#### [Given request]
In the entries below, find every line with "επεισόδιο" and copy it.

Part of a data file
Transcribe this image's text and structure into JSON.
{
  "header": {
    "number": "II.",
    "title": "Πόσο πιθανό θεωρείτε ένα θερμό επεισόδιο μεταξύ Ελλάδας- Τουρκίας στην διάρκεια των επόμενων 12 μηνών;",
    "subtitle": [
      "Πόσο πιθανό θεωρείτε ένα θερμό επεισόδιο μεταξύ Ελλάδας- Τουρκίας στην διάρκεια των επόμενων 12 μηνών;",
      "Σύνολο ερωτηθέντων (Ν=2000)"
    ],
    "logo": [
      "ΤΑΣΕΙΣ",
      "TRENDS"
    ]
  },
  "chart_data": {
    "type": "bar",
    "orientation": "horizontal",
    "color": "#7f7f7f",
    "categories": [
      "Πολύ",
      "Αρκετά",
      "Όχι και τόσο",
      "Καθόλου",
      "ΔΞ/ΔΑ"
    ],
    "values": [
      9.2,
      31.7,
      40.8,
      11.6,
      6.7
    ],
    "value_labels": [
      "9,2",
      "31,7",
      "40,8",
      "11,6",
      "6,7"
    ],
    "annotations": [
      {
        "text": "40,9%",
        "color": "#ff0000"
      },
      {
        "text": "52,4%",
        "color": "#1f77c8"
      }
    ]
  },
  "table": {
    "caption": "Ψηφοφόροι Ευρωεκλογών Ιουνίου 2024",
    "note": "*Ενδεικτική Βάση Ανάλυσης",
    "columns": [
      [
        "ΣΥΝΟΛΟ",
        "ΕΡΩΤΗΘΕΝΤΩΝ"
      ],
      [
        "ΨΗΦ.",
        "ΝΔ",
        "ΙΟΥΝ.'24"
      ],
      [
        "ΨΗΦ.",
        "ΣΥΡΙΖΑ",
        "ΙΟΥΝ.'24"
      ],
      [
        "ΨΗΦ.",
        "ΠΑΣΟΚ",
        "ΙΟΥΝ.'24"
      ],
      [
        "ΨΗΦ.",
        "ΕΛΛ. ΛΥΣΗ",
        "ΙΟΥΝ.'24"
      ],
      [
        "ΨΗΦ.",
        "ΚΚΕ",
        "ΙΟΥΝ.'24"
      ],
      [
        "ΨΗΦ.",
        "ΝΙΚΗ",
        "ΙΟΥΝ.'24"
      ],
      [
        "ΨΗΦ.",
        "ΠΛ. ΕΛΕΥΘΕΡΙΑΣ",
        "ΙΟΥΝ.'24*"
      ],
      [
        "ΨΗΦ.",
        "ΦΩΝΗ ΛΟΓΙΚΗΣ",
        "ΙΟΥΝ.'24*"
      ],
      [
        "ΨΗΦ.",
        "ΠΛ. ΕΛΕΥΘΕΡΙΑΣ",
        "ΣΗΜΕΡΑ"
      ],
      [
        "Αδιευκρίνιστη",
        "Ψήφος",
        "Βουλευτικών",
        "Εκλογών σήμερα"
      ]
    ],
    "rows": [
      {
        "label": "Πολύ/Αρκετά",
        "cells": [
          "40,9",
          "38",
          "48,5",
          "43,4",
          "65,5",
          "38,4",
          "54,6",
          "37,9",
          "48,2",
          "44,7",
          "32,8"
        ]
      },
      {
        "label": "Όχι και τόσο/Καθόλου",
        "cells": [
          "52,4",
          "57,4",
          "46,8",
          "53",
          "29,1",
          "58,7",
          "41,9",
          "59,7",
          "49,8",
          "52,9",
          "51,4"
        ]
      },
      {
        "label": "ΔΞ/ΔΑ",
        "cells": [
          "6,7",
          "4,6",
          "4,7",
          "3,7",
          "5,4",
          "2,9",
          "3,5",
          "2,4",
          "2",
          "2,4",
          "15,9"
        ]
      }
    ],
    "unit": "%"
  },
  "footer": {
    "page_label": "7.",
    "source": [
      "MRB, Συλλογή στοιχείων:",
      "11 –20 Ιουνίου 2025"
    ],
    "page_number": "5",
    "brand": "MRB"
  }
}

#### [Exercise solution]
    "title": "Πόσο πιθανό θεωρείτε ένα θερμό επεισόδιο μεταξύ Ελλάδας- Τουρκίας στην διάρκεια των επόμενων 12 μηνών;",
      "Πόσο πιθανό θεωρείτε ένα θερμό επεισόδιο μεταξύ Ελλάδας- Τουρκίας στην διάρκεια των επόμενων 12 μηνών;",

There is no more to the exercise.